*INSTRUCTIONS FOR THE TASK*
Print the records again, character for character.

----

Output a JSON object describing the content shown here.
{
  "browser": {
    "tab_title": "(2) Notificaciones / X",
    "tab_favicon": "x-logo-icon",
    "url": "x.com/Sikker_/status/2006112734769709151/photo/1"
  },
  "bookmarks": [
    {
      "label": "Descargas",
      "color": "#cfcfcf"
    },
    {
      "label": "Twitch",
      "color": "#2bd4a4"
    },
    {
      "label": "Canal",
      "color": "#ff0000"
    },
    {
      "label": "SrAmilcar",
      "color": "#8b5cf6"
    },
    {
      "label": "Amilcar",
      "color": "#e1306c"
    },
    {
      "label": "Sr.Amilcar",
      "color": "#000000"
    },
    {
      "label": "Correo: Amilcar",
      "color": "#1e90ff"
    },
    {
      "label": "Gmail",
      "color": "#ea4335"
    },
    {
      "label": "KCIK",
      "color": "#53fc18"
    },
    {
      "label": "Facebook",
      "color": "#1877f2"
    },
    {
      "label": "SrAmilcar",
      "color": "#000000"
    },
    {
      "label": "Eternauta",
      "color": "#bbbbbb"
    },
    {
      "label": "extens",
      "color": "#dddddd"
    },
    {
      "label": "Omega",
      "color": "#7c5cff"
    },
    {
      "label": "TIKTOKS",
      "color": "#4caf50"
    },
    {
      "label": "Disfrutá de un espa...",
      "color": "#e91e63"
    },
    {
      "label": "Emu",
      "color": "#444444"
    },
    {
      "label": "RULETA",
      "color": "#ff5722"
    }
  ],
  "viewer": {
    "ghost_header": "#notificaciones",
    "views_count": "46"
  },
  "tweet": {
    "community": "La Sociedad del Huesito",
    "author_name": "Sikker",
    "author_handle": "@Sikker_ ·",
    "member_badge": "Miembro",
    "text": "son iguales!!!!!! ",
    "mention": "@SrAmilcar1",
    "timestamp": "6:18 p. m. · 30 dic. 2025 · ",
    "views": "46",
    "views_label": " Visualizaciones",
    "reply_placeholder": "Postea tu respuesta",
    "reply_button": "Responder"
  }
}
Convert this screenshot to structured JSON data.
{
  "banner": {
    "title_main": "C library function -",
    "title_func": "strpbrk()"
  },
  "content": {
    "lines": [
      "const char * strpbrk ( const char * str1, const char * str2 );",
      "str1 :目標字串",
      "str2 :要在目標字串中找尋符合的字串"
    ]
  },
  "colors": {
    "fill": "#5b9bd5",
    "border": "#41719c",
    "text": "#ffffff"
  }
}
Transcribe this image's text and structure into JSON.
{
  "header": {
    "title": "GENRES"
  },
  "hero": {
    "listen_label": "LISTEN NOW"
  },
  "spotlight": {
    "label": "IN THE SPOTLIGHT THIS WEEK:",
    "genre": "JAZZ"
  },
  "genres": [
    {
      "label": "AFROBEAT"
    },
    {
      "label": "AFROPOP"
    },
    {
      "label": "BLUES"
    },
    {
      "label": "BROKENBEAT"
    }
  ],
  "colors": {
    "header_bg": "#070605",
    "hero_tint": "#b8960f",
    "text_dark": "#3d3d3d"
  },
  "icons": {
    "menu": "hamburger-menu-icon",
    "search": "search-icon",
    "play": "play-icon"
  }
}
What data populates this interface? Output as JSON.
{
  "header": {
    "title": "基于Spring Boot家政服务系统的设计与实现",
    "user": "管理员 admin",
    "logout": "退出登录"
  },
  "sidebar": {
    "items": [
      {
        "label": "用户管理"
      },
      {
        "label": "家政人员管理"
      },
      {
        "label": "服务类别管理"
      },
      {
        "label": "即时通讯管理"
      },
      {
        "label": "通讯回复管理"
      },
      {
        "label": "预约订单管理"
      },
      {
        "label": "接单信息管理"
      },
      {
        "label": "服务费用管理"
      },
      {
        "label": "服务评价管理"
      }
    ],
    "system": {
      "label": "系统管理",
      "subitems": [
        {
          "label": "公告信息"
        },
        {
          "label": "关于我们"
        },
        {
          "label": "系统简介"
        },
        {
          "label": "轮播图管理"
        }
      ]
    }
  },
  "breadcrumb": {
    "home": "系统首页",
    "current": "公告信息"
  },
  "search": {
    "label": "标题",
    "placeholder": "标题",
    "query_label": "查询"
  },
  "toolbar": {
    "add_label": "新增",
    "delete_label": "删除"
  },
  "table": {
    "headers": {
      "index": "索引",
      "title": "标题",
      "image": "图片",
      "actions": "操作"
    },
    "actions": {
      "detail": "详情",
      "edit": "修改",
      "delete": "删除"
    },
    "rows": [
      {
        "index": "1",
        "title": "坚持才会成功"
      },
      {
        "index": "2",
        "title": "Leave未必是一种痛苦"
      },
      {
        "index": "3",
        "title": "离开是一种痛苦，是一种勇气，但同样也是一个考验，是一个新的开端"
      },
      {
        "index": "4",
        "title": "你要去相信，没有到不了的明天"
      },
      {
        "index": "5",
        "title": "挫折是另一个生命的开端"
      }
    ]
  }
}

----

*COMPLETE RESPONSE*
Output a JSON object describing the content shown here.
{
  "browser": {
    "tab_title": "(2) Notificaciones / X",
    "tab_favicon": "x-logo-icon",
    "url": "x.com/Sikker_/status/2006112734769709151/photo/1"
  },
  "bookmarks": [
    {
      "label": "Descargas",
      "color": "#cfcfcf"
    },
    {
      "label": "Twitch",
      "color": "#2bd4a4"
    },
    {
      "label": "Canal",
      "color": "#ff0000"
    },
    {
      "label": "SrAmilcar",
      "color": "#8b5cf6"
    },
    {
      "label": "Amilcar",
      "color": "#e1306c"
    },
    {
      "label": "Sr.Amilcar",
      "color": "#000000"
    },
    {
      "label": "Correo: Amilcar",
      "color": "#1e90ff"
    },
    {
      "label": "Gmail",
      "color": "#ea4335"
    },
    {
      "label": "KCIK",
      "color": "#53fc18"
    },
    {
      "label": "Facebook",
      "color": "#1877f2"
    },
    {
      "label": "SrAmilcar",
      "color": "#000000"
    },
    {
      "label": "Eternauta",
      "color": "#bbbbbb"
    },
    {
      "label": "extens",
      "color": "#dddddd"
    },
    {
      "label": "Omega",
      "color": "#7c5cff"
    },
    {
      "label": "TIKTOKS",
      "color": "#4caf50"
    },
    {
      "label": "Disfrutá de un espa...",
      "color": "#e91e63"
    },
    {
      "label": "Emu",
      "color": "#444444"
    },
    {
      "label": "RULETA",
      "color": "#ff5722"
    }
  ],
  "viewer": {
    "ghost_header": "#notificaciones",
    "views_count": "46"
  },
  "tweet": {
    "community": "La Sociedad del Huesito",
    "author_name": "Sikker",
    "author_handle": "@Sikker_ ·",
    "member_badge": "Miembro",
    "text": "son iguales!!!!!! ",
    "mention": "@SrAmilcar1",
    "timestamp": "6:18 p. m. · 30 dic. 2025 · ",
    "views": "46",
    "views_label": " Visualizaciones",
    "reply_placeholder": "Postea tu respuesta",
    "reply_button": "Responder"
  }
}
Convert this screenshot to structured JSON data.
{
  "banner": {
    "title_main": "C library function -",
    "title_func": "strpbrk()"
  },
  "content": {
    "lines": [
      "const char * strpbrk ( const char * str1, const char * str2 );",
      "str1 :目標字串",
      "str2 :要在目標字串中找尋符合的字串"
    ]
  },
  "colors": {
    "fill": "#5b9bd5",
    "border": "#41719c",
    "text": "#ffffff"
  }
}
Transcribe this image's text and structure into JSON.
{
  "header": {
    "title": "GENRES"
  },
  "hero": {
    "listen_label": "LISTEN NOW"
  },
  "spotlight": {
    "label": "IN THE SPOTLIGHT THIS WEEK:",
    "genre": "JAZZ"
  },
  "genres": [
    {
      "label": "AFROBEAT"
    },
    {
      "label": "AFROPOP"
    },
    {
      "label": "BLUES"
    },
    {
      "label": "BROKENBEAT"
    }
  ],
  "colors": {
    "header_bg": "#070605",
    "hero_tint": "#b8960f",
    "text_dark": "#3d3d3d"
  },
  "icons": {
    "menu": "hamburger-menu-icon",
    "search": "search-icon",
    "play": "play-icon"
  }
}
What data populates this interface? Output as JSON.
{
  "header": {
    "title": "基于Spring Boot家政服务系统的设计与实现",
    "user": "管理员 admin",
    "logout": "退出登录"
  },
  "sidebar": {
    "items": [
      {
        "label": "用户管理"
      },
      {
        "label": "家政人员管理"
      },
      {
        "label": "服务类别管理"
      },
      {
        "label": "即时通讯管理"
      },
      {
        "label": "通讯回复管理"
      },
      {
        "label": "预约订单管理"
      },
      {
        "label": "接单信息管理"
      },
      {
        "label": "服务费用管理"
      },
      {
        "label": "服务评价管理"
      }
    ],
    "system": {
      "label": "系统管理",
      "subitems": [
        {
          "label": "公告信息"
        },
        {
          "label": "关于我们"
        },
        {
          "label": "系统简介"
        },
        {
          "label": "轮播图管理"
        }
      ]
    }
  },
  "breadcrumb": {
    "home": "系统首页",
    "current": "公告信息"
  },
  "search": {
    "label": "标题",
    "placeholder": "标题",
    "query_label": "查询"
  },
  "toolbar": {
    "add_label": "新增",
    "delete_label": "删除"
  },
  "table": {
    "headers": {
      "index": "索引",
      "title": "标题",
      "image": "图片",
      "actions": "操作"
    },
    "actions": {
      "detail": "详情",
      "edit": "修改",
      "delete": "删除"
    },
    "rows": [
      {
        "index": "1",
        "title": "坚持才会成功"
      },
      {
        "index": "2",
        "title": "Leave未必是一种痛苦"
      },
      {
        "index": "3",
        "title": "离开是一种痛苦，是一种勇气，但同样也是一个考验，是一个新的开端"
      },
      {
        "index": "4",
        "title": "你要去相信，没有到不了的明天"
      },
      {
        "index": "5",
        "title": "挫折是另一个生命的开端"
      }
    ]
  }
}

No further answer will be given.